── EXTRACTED DATA

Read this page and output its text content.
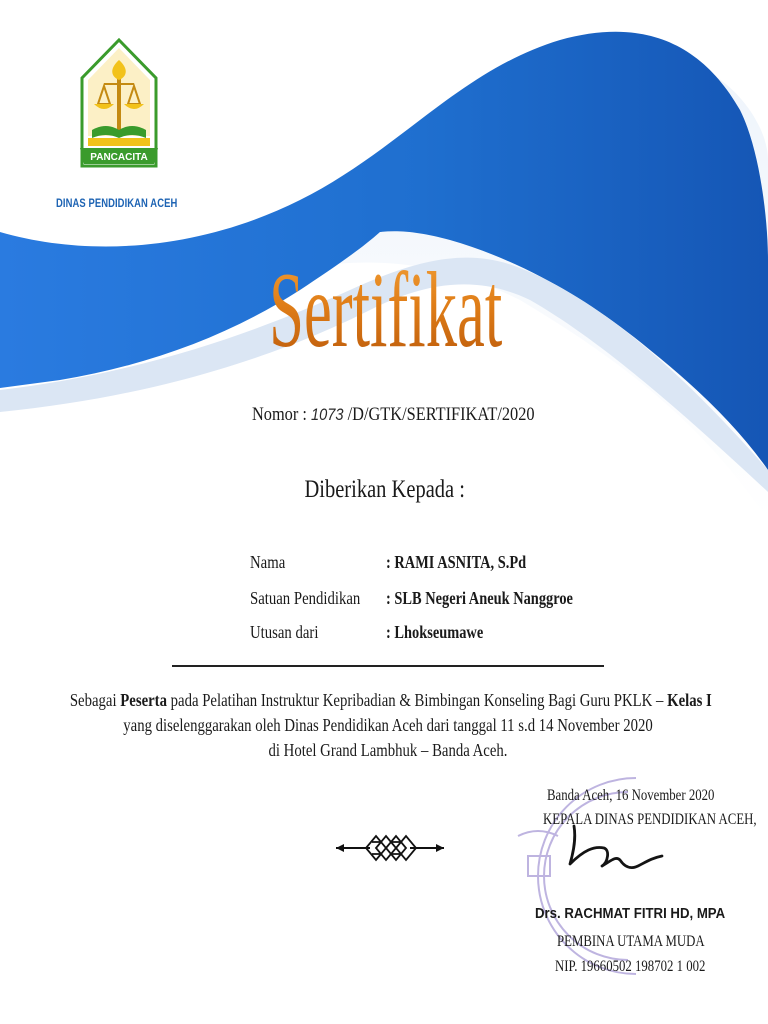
PANCACITA
DINAS PENDIDIKAN ACEH
Sertifikat
Nomor : 1073 /D/GTK/SERTIFIKAT/2020
Diberikan Kepada :
Nama	: RAMI ASNITA, S.Pd
Satuan Pendidikan : SLB Negeri Aneuk Nanggroe
Utusan dari	: Lhokseumawe
Sebagai Peserta pada Pelatihan Instruktur Kepribadian & Bimbingan Konseling Bagi Guru PKLK – Kelas I
yang diselenggarakan oleh Dinas Pendidikan Aceh dari tanggal 11 s.d 14 November 2020
di Hotel Grand Lambhuk – Banda Aceh.
Banda Aceh, 16 November 2020
KEPALA DINAS PENDIDIKAN ACEH,
Drs. RACHMAT FITRI HD, MPA
PEMBINA UTAMA MUDA
NIP. 19660502 198702 1 002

────

### JOB
Go through the listing above and list every line that has the word "dari".

### CORRECT RESPONSE
Utusan dari	: Lhokseumawe
yang diselenggarakan oleh Dinas Pendidikan Aceh dari tanggal 11 s.d 14 November 2020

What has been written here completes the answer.